____ Records to use

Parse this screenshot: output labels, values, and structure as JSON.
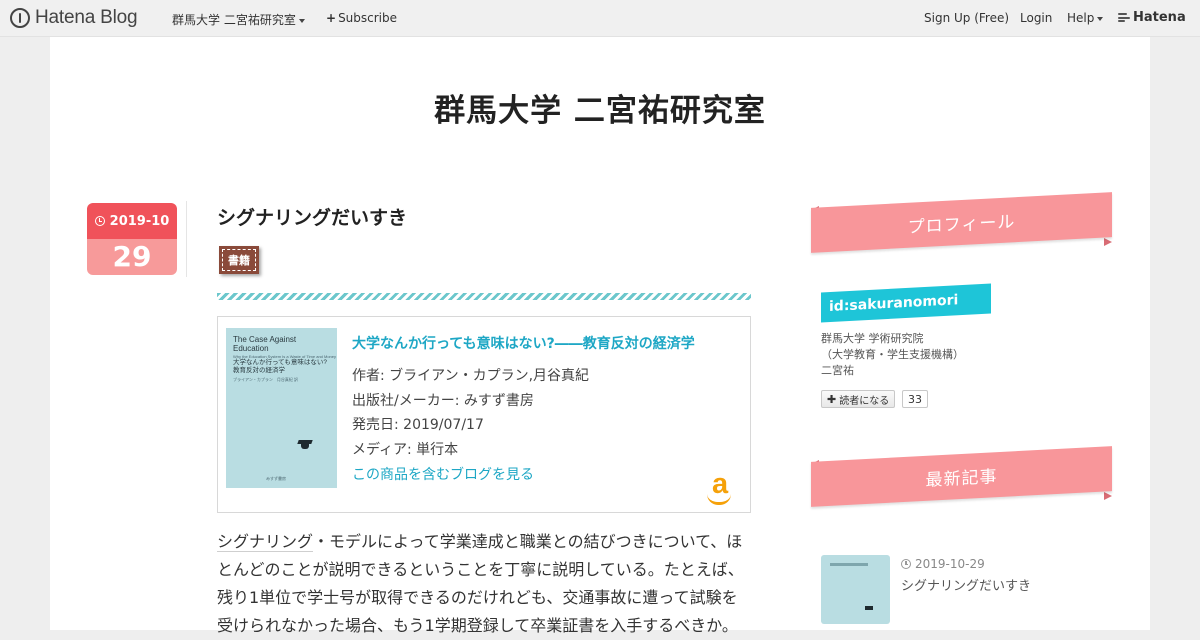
{
  "header": {
    "brand": "Hatena Blog",
    "blog_menu": "群馬大学 二宮祐研究室",
    "subscribe": "Subscribe",
    "signup": "Sign Up (Free)",
    "login": "Login",
    "help": "Help",
    "hatena": "Hatena"
  },
  "blog": {
    "title": "群馬大学 二宮祐研究室"
  },
  "entry": {
    "date_month": "2019-10",
    "date_day": "29",
    "title": "シグナリングだいすき",
    "category": "書籍",
    "colors": {
      "date_top": "#f0525a",
      "date_bottom": "#f79a9a",
      "accent": "#1ea7c5",
      "category": "#8a4a3a"
    }
  },
  "amazon": {
    "title": "大学なんか行っても意味はない?――教育反対の経済学",
    "author": "作者: ブライアン・カプラン,月谷真紀",
    "publisher": "出版社/メーカー: みすず書房",
    "release": "発売日: 2019/07/17",
    "media": "メディア: 単行本",
    "link": "この商品を含むブログを見る",
    "cover": {
      "en_title": "The Case Against Education",
      "en_sub": "Why the Education System Is a Waste of Time and Money",
      "jp_title": "大学なんか行っても意味はない?",
      "jp_sub": "教育反対の経済学",
      "authors": "ブライアン・カプラン　月谷真紀 訳",
      "publisher": "みすず書房"
    }
  },
  "body": {
    "keyword": "シグナリング",
    "line1_rest": "・モデルによって学業達成と職業との結びつきについて、ほ",
    "line2": "とんどのことが説明できるということを丁寧に説明している。たとえば、",
    "line3": "残り1単位で学士号が取得できるのだけれども、交通事故に遭って試験を",
    "line4": "受けられなかった場合、もう1学期登録して卒業証書を入手するべきか。"
  },
  "sidebar": {
    "profile_heading": "プロフィール",
    "profile_id": "id:sakuranomori",
    "profile_line1": "群馬大学 学術研究院",
    "profile_line2": "（大学教育・学生支援機構）",
    "profile_line3": "二宮祐",
    "reader_button": "読者になる",
    "reader_count": "33",
    "latest_heading": "最新記事",
    "recent_date": "2019-10-29",
    "recent_title": "シグナリングだいすき",
    "colors": {
      "ribbon": "#f8969a",
      "id_badge": "#1ec5d8"
    }
  }
}
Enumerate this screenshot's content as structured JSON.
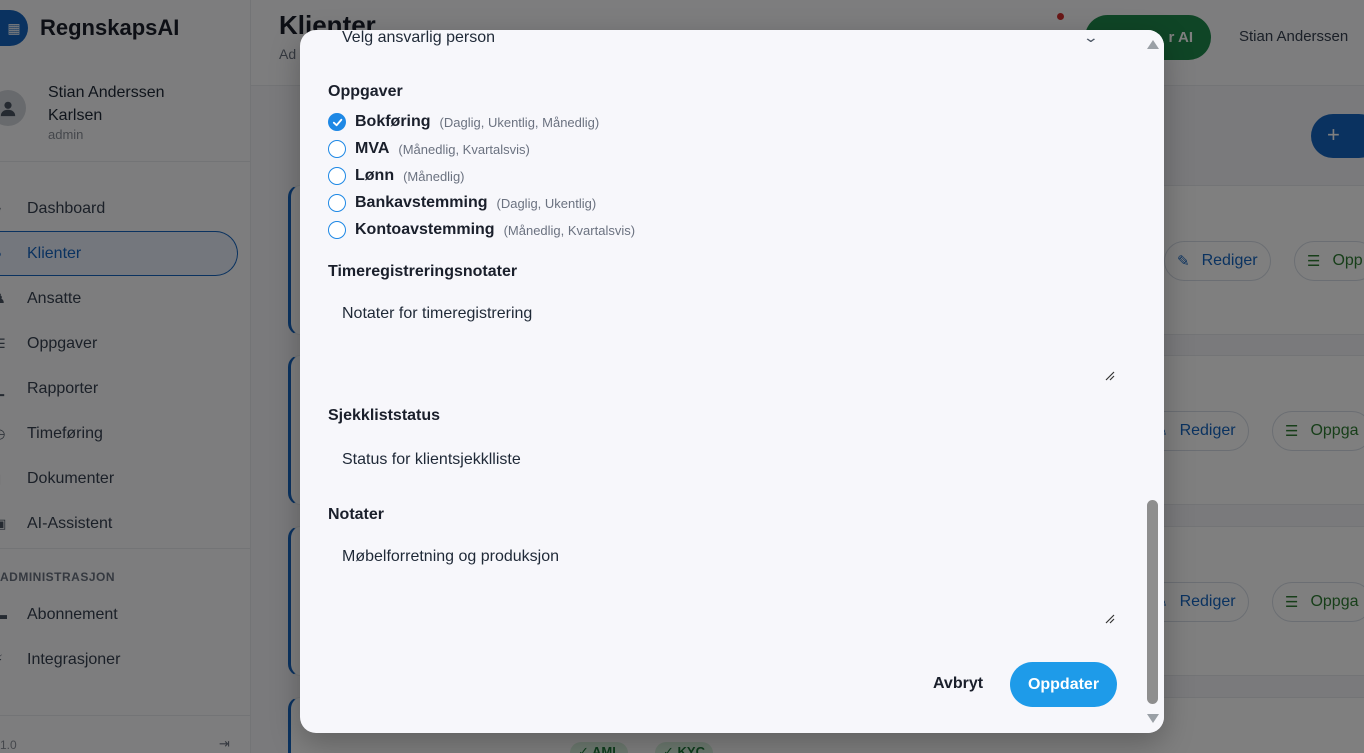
{
  "app": {
    "brand_name": "RegnskapsAI",
    "user_name": "Stian Anderssen Karlsen",
    "user_role": "admin",
    "version": "1.0"
  },
  "sidebar": {
    "items": [
      {
        "label": "Dashboard",
        "icon": "dashboard-icon"
      },
      {
        "label": "Klienter",
        "icon": "clients-icon"
      },
      {
        "label": "Ansatte",
        "icon": "employees-icon"
      },
      {
        "label": "Oppgaver",
        "icon": "tasks-icon"
      },
      {
        "label": "Rapporter",
        "icon": "reports-icon"
      },
      {
        "label": "Timeføring",
        "icon": "time-icon"
      },
      {
        "label": "Dokumenter",
        "icon": "documents-icon"
      },
      {
        "label": "AI-Assistent",
        "icon": "robot-icon"
      }
    ],
    "admin_section_label": "ADMINISTRASJON",
    "admin_items": [
      {
        "label": "Abonnement",
        "icon": "card-icon"
      },
      {
        "label": "Integrasjoner",
        "icon": "plug-icon"
      }
    ]
  },
  "header": {
    "title": "Klienter",
    "subtitle": "Ad",
    "ai_button_label": "r AI",
    "user_display": "Stian Anderssen",
    "add_button_icon": "+"
  },
  "cards": {
    "edit_label": "Rediger",
    "tasks_label_full": "Oppgaver",
    "tasks_label_a": "Opp",
    "tasks_label_b": "Oppga",
    "tag_aml": "✓ AML",
    "tag_kyc": "✓ KYC"
  },
  "modal": {
    "responsible_placeholder": "Velg ansvarlig person",
    "tasks_label": "Oppgaver",
    "tasks": [
      {
        "name": "Bokføring",
        "frequency": "(Daglig, Ukentlig, Månedlig)",
        "checked": true
      },
      {
        "name": "MVA",
        "frequency": "(Månedlig, Kvartalsvis)",
        "checked": false
      },
      {
        "name": "Lønn",
        "frequency": "(Månedlig)",
        "checked": false
      },
      {
        "name": "Bankavstemming",
        "frequency": "(Daglig, Ukentlig)",
        "checked": false
      },
      {
        "name": "Kontoavstemming",
        "frequency": "(Månedlig, Kvartalsvis)",
        "checked": false
      }
    ],
    "time_notes_label": "Timeregistreringsnotater",
    "time_notes_value": "Notater for timeregistrering",
    "checklist_label": "Sjekkliststatus",
    "checklist_value": "Status for klientsjekklliste",
    "notes_label": "Notater",
    "notes_value": "Møbelforretning og produksjon",
    "cancel_label": "Avbryt",
    "update_label": "Oppdater"
  },
  "colors": {
    "primary": "#1565c0",
    "accent": "#1e9be9",
    "success": "#1e8a4c"
  }
}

________

Task statement
Copy the listing exactly. Any image in it stays out of the copy.

Response to the task
Parse this screenshot: output labels, values, and structure as JSON.
{
  "header": {
    "brand": "Hatena Blog",
    "blog_menu": "群馬大学 二宮祐研究室",
    "subscribe": "Subscribe",
    "signup": "Sign Up (Free)",
    "login": "Login",
    "help": "Help",
    "hatena": "Hatena"
  },
  "blog": {
    "title": "群馬大学 二宮祐研究室"
  },
  "entry": {
    "date_month": "2019-10",
    "date_day": "29",
    "title": "シグナリングだいすき",
    "category": "書籍",
    "colors": {
      "date_top": "#f0525a",
      "date_bottom": "#f79a9a",
      "accent": "#1ea7c5",
      "category": "#8a4a3a"
    }
  },
  "amazon": {
    "title": "大学なんか行っても意味はない?――教育反対の経済学",
    "author": "作者: ブライアン・カプラン,月谷真紀",
    "publisher": "出版社/メーカー: みすず書房",
    "release": "発売日: 2019/07/17",
    "media": "メディア: 単行本",
    "link": "この商品を含むブログを見る",
    "cover": {
      "en_title": "The Case Against Education",
      "en_sub": "Why the Education System Is a Waste of Time and Money",
      "jp_title": "大学なんか行っても意味はない?",
      "jp_sub": "教育反対の経済学",
      "authors": "ブライアン・カプラン　月谷真紀 訳",
      "publisher": "みすず書房"
    }
  },
  "body": {
    "keyword": "シグナリング",
    "line1_rest": "・モデルによって学業達成と職業との結びつきについて、ほ",
    "line2": "とんどのことが説明できるということを丁寧に説明している。たとえば、",
    "line3": "残り1単位で学士号が取得できるのだけれども、交通事故に遭って試験を",
    "line4": "受けられなかった場合、もう1学期登録して卒業証書を入手するべきか。"
  },
  "sidebar": {
    "profile_heading": "プロフィール",
    "profile_id": "id:sakuranomori",
    "profile_line1": "群馬大学 学術研究院",
    "profile_line2": "（大学教育・学生支援機構）",
    "profile_line3": "二宮祐",
    "reader_button": "読者になる",
    "reader_count": "33",
    "latest_heading": "最新記事",
    "recent_date": "2019-10-29",
    "recent_title": "シグナリングだいすき",
    "colors": {
      "ribbon": "#f8969a",
      "id_badge": "#1ec5d8"
    }
  }
}
Enumerate this screenshot's content as structured JSON.
{
  "app": {
    "brand_name": "RegnskapsAI",
    "user_name": "Stian Anderssen Karlsen",
    "user_role": "admin",
    "version": "1.0"
  },
  "sidebar": {
    "items": [
      {
        "label": "Dashboard",
        "icon": "dashboard-icon"
      },
      {
        "label": "Klienter",
        "icon": "clients-icon"
      },
      {
        "label": "Ansatte",
        "icon": "employees-icon"
      },
      {
        "label": "Oppgaver",
        "icon": "tasks-icon"
      },
      {
        "label": "Rapporter",
        "icon": "reports-icon"
      },
      {
        "label": "Timeføring",
        "icon": "time-icon"
      },
      {
        "label": "Dokumenter",
        "icon": "documents-icon"
      },
      {
        "label": "AI-Assistent",
        "icon": "robot-icon"
      }
    ],
    "admin_section_label": "ADMINISTRASJON",
    "admin_items": [
      {
        "label": "Abonnement",
        "icon": "card-icon"
      },
      {
        "label": "Integrasjoner",
        "icon": "plug-icon"
      }
    ]
  },
  "header": {
    "title": "Klienter",
    "subtitle": "Ad",
    "ai_button_label": "r AI",
    "user_display": "Stian Anderssen",
    "add_button_icon": "+"
  },
  "cards": {
    "edit_label": "Rediger",
    "tasks_label_full": "Oppgaver",
    "tasks_label_a": "Opp",
    "tasks_label_b": "Oppga",
    "tag_aml": "✓ AML",
    "tag_kyc": "✓ KYC"
  },
  "modal": {
    "responsible_placeholder": "Velg ansvarlig person",
    "tasks_label": "Oppgaver",
    "tasks": [
      {
        "name": "Bokføring",
        "frequency": "(Daglig, Ukentlig, Månedlig)",
        "checked": true
      },
      {
        "name": "MVA",
        "frequency": "(Månedlig, Kvartalsvis)",
        "checked": false
      },
      {
        "name": "Lønn",
        "frequency": "(Månedlig)",
        "checked": false
      },
      {
        "name": "Bankavstemming",
        "frequency": "(Daglig, Ukentlig)",
        "checked": false
      },
      {
        "name": "Kontoavstemming",
        "frequency": "(Månedlig, Kvartalsvis)",
        "checked": false
      }
    ],
    "time_notes_label": "Timeregistreringsnotater",
    "time_notes_value": "Notater for timeregistrering",
    "checklist_label": "Sjekkliststatus",
    "checklist_value": "Status for klientsjekklliste",
    "notes_label": "Notater",
    "notes_value": "Møbelforretning og produksjon",
    "cancel_label": "Avbryt",
    "update_label": "Oppdater"
  },
  "colors": {
    "primary": "#1565c0",
    "accent": "#1e9be9",
    "success": "#1e8a4c"
  }
}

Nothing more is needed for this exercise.